Task:
Search the material below for the string "领导亲戚" and list each line that holds it.

The data:

- - - -

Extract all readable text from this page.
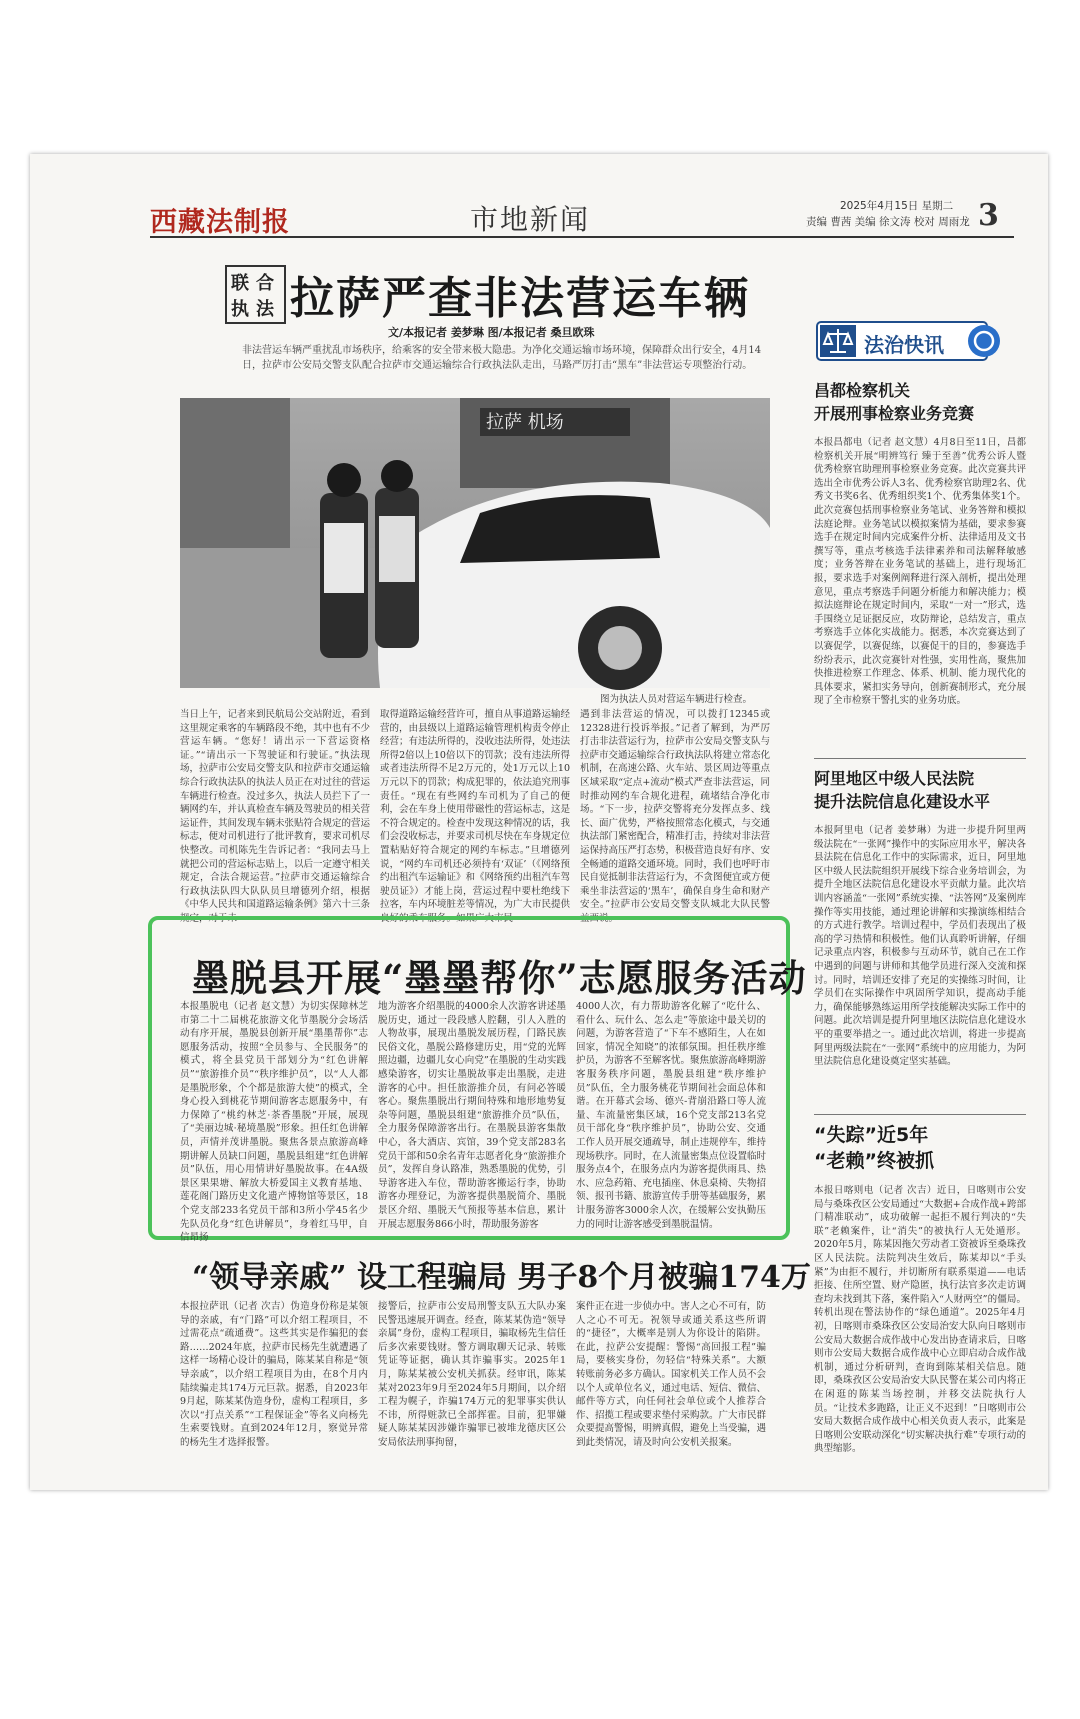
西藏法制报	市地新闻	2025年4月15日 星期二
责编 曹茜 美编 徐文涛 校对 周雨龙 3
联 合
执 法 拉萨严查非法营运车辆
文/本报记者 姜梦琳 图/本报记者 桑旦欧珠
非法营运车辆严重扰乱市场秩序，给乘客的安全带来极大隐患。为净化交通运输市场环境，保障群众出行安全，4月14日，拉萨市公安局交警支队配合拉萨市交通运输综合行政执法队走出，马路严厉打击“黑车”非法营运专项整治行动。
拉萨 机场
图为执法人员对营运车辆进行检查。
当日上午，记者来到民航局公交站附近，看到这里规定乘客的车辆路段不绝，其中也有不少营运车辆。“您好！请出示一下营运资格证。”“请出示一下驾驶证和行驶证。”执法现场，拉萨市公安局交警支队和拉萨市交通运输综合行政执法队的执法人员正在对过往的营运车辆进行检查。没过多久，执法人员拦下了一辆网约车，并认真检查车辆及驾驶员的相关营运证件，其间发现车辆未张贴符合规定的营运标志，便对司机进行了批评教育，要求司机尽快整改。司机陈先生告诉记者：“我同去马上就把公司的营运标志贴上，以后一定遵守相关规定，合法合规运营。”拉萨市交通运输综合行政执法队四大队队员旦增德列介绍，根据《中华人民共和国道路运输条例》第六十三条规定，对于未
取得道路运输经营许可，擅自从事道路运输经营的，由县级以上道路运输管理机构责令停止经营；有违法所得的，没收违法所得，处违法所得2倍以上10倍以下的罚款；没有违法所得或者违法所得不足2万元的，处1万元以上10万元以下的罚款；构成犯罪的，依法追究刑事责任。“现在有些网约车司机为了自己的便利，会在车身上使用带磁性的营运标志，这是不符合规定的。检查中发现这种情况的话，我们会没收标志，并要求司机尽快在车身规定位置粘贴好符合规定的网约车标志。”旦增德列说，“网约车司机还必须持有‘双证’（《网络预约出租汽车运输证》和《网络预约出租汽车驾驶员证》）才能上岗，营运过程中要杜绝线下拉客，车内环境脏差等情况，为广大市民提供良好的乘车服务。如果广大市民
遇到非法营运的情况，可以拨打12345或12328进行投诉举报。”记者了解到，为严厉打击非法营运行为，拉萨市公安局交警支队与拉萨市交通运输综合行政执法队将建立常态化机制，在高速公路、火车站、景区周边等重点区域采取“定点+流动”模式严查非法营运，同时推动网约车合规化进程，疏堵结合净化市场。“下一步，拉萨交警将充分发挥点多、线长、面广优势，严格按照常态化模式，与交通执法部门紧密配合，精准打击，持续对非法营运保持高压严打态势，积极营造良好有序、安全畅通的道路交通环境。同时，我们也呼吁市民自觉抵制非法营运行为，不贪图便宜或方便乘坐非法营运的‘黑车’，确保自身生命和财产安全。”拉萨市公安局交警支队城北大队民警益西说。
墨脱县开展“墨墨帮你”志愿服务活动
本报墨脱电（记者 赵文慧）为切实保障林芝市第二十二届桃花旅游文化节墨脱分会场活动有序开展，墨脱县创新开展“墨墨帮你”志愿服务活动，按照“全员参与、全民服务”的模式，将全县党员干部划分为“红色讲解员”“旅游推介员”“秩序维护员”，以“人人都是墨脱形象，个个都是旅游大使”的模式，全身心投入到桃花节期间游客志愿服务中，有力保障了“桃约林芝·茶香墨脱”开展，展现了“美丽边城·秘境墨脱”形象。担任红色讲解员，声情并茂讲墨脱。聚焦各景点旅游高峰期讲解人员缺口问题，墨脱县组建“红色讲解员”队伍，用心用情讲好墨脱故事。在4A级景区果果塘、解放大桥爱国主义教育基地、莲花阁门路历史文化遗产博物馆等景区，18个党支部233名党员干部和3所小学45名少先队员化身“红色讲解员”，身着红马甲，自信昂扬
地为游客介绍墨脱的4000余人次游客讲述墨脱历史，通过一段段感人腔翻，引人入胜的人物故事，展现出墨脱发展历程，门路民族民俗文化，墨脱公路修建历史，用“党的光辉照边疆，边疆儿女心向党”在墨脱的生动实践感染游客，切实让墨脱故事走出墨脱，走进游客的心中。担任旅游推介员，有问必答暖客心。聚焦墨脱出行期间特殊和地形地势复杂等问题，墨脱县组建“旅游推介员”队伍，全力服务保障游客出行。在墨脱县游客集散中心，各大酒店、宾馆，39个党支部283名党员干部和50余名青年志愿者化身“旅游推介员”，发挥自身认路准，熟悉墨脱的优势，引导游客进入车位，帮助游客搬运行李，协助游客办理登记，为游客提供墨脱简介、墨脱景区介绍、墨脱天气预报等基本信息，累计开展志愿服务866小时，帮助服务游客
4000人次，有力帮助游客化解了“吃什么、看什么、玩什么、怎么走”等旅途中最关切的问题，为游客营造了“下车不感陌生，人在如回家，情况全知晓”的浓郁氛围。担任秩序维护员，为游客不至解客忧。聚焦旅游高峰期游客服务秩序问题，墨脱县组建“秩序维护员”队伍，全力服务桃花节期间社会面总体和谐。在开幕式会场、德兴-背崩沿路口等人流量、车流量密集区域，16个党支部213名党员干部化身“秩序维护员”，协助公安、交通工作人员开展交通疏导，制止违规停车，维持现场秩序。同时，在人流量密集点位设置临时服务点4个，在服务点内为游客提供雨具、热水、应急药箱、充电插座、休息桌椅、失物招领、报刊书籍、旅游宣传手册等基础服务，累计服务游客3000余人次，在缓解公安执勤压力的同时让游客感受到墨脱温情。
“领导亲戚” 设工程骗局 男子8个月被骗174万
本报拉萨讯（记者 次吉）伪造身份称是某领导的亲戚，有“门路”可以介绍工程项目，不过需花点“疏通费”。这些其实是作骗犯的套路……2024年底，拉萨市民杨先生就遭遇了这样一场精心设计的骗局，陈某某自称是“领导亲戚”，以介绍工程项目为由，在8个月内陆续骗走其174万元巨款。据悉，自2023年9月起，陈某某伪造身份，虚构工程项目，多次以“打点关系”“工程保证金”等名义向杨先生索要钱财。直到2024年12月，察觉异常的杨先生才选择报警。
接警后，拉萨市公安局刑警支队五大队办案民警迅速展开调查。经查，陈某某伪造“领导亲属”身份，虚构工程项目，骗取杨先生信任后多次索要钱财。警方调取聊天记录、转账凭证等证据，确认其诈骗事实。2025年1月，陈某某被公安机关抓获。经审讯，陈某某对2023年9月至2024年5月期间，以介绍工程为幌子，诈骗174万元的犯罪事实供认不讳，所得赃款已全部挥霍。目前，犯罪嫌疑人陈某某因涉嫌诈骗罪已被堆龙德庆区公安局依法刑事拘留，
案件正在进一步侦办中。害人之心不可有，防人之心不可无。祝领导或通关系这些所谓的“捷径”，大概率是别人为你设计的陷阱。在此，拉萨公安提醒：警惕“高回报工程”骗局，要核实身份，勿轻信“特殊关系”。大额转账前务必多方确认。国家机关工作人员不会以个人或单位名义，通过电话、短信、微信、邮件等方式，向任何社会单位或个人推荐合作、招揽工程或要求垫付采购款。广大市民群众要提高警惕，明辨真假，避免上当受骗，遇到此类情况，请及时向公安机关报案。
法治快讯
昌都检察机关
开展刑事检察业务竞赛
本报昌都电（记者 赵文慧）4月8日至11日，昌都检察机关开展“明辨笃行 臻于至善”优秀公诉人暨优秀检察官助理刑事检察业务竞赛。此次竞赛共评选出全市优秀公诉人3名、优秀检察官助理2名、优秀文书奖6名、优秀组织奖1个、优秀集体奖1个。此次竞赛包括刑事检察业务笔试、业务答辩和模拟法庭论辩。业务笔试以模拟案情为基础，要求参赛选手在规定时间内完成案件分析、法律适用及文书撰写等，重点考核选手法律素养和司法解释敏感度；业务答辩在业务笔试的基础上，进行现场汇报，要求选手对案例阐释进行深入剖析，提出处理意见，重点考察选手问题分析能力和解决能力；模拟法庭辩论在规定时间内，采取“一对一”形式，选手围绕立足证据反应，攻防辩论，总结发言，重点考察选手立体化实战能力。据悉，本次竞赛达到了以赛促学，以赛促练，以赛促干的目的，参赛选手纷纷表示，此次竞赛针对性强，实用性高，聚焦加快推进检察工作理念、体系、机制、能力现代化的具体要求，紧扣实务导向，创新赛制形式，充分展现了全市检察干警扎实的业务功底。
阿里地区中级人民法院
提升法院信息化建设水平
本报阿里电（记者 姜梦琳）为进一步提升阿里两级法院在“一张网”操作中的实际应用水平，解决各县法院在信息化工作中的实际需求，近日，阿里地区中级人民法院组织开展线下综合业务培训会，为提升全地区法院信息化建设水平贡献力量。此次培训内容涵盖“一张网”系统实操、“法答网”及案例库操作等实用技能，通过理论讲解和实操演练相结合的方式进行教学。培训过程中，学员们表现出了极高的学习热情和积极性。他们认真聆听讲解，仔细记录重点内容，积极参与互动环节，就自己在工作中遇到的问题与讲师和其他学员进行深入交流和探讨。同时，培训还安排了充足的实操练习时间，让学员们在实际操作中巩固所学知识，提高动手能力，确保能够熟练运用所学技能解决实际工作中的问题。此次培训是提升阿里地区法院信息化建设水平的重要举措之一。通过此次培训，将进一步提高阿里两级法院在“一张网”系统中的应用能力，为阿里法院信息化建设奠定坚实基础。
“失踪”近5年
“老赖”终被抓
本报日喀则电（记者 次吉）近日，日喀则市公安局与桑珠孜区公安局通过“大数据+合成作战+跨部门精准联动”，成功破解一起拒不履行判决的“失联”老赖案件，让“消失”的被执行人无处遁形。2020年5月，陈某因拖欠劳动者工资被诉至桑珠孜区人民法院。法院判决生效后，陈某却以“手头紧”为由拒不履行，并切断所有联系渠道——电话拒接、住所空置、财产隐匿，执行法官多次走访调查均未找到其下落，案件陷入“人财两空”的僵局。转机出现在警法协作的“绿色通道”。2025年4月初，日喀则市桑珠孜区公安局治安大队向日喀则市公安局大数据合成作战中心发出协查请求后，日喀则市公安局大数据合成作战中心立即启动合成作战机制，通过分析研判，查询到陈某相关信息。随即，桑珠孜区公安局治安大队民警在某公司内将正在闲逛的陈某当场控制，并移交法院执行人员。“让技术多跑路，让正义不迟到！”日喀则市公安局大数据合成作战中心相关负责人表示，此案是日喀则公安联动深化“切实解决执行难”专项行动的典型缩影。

- - - -

Reply:
“领导亲戚” 设工程骗局 男子8个月被骗174万
本报拉萨讯（记者 次吉）伪造身份称是某领导的亲戚，有“门路”可以介绍工程项目，不过需花点“疏通费”。这些其实是作骗犯的套路……2024年底，拉萨市民杨先生就遭遇了这样一场精心设计的骗局，陈某某自称是“领导亲戚”，以介绍工程项目为由，在8个月内陆续骗走其174万元巨款。据悉，自2023年9月起，陈某某伪造身份，虚构工程项目，多次以“打点关系”“工程保证金”等名义向杨先生索要钱财。直到2024年12月，察觉异常的杨先生才选择报警。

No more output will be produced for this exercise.